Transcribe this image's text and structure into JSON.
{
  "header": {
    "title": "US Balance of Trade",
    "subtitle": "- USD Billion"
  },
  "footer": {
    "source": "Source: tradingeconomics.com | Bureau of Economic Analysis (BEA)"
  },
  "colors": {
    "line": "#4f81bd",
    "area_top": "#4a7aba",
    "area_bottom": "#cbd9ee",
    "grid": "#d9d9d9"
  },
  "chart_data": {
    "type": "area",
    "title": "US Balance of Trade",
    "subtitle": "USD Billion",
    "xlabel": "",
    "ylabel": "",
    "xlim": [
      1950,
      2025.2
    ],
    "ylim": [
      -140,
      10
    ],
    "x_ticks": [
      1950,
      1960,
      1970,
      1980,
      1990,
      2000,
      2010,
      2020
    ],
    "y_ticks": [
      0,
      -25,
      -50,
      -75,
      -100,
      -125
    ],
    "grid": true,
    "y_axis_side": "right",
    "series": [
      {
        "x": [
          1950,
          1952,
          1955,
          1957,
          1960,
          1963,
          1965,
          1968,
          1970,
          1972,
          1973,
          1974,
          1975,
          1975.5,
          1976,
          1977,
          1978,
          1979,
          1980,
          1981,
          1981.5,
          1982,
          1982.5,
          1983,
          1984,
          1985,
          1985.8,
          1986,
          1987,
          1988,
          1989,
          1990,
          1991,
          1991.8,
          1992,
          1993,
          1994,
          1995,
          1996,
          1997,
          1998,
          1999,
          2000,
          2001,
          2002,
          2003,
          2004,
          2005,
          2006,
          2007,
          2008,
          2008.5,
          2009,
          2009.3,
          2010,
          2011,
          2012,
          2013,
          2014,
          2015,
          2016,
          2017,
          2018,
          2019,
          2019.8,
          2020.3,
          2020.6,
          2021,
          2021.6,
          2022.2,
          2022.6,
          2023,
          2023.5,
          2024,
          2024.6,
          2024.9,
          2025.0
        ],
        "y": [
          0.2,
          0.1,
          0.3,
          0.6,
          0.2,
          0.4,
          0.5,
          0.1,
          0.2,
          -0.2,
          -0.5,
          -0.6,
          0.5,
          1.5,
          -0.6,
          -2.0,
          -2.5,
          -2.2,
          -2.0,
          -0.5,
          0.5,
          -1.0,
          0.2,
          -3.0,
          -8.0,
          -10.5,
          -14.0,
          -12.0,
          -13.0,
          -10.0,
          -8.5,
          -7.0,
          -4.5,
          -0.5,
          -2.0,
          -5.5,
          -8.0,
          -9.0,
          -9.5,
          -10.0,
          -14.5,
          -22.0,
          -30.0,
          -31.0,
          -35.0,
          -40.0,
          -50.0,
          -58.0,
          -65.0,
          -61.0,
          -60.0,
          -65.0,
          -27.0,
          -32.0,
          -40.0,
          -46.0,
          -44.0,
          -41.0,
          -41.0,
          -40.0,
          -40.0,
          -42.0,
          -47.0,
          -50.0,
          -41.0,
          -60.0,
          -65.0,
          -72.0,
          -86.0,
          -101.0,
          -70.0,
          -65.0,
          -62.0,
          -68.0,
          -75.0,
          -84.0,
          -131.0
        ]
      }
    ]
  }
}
....
__WHAT THIS TASK INVOLVES__:
Retype the listing exactly, in full.

__RESULT BELOW__:
Transcribe this image's text and structure into JSON.
{
  "header": {
    "title": "US Balance of Trade",
    "subtitle": "- USD Billion"
  },
  "footer": {
    "source": "Source: tradingeconomics.com | Bureau of Economic Analysis (BEA)"
  },
  "colors": {
    "line": "#4f81bd",
    "area_top": "#4a7aba",
    "area_bottom": "#cbd9ee",
    "grid": "#d9d9d9"
  },
  "chart_data": {
    "type": "area",
    "title": "US Balance of Trade",
    "subtitle": "USD Billion",
    "xlabel": "",
    "ylabel": "",
    "xlim": [
      1950,
      2025.2
    ],
    "ylim": [
      -140,
      10
    ],
    "x_ticks": [
      1950,
      1960,
      1970,
      1980,
      1990,
      2000,
      2010,
      2020
    ],
    "y_ticks": [
      0,
      -25,
      -50,
      -75,
      -100,
      -125
    ],
    "grid": true,
    "y_axis_side": "right",
    "series": [
      {
        "x": [
          1950,
          1952,
          1955,
          1957,
          1960,
          1963,
          1965,
          1968,
          1970,
          1972,
          1973,
          1974,
          1975,
          1975.5,
          1976,
          1977,
          1978,
          1979,
          1980,
          1981,
          1981.5,
          1982,
          1982.5,
          1983,
          1984,
          1985,
          1985.8,
          1986,
          1987,
          1988,
          1989,
          1990,
          1991,
          1991.8,
          1992,
          1993,
          1994,
          1995,
          1996,
          1997,
          1998,
          1999,
          2000,
          2001,
          2002,
          2003,
          2004,
          2005,
          2006,
          2007,
          2008,
          2008.5,
          2009,
          2009.3,
          2010,
          2011,
          2012,
          2013,
          2014,
          2015,
          2016,
          2017,
          2018,
          2019,
          2019.8,
          2020.3,
          2020.6,
          2021,
          2021.6,
          2022.2,
          2022.6,
          2023,
          2023.5,
          2024,
          2024.6,
          2024.9,
          2025.0
        ],
        "y": [
          0.2,
          0.1,
          0.3,
          0.6,
          0.2,
          0.4,
          0.5,
          0.1,
          0.2,
          -0.2,
          -0.5,
          -0.6,
          0.5,
          1.5,
          -0.6,
          -2.0,
          -2.5,
          -2.2,
          -2.0,
          -0.5,
          0.5,
          -1.0,
          0.2,
          -3.0,
          -8.0,
          -10.5,
          -14.0,
          -12.0,
          -13.0,
          -10.0,
          -8.5,
          -7.0,
          -4.5,
          -0.5,
          -2.0,
          -5.5,
          -8.0,
          -9.0,
          -9.5,
          -10.0,
          -14.5,
          -22.0,
          -30.0,
          -31.0,
          -35.0,
          -40.0,
          -50.0,
          -58.0,
          -65.0,
          -61.0,
          -60.0,
          -65.0,
          -27.0,
          -32.0,
          -40.0,
          -46.0,
          -44.0,
          -41.0,
          -41.0,
          -40.0,
          -40.0,
          -42.0,
          -47.0,
          -50.0,
          -41.0,
          -60.0,
          -65.0,
          -72.0,
          -86.0,
          -101.0,
          -70.0,
          -65.0,
          -62.0,
          -68.0,
          -75.0,
          -84.0,
          -131.0
        ]
      }
    ]
  }
}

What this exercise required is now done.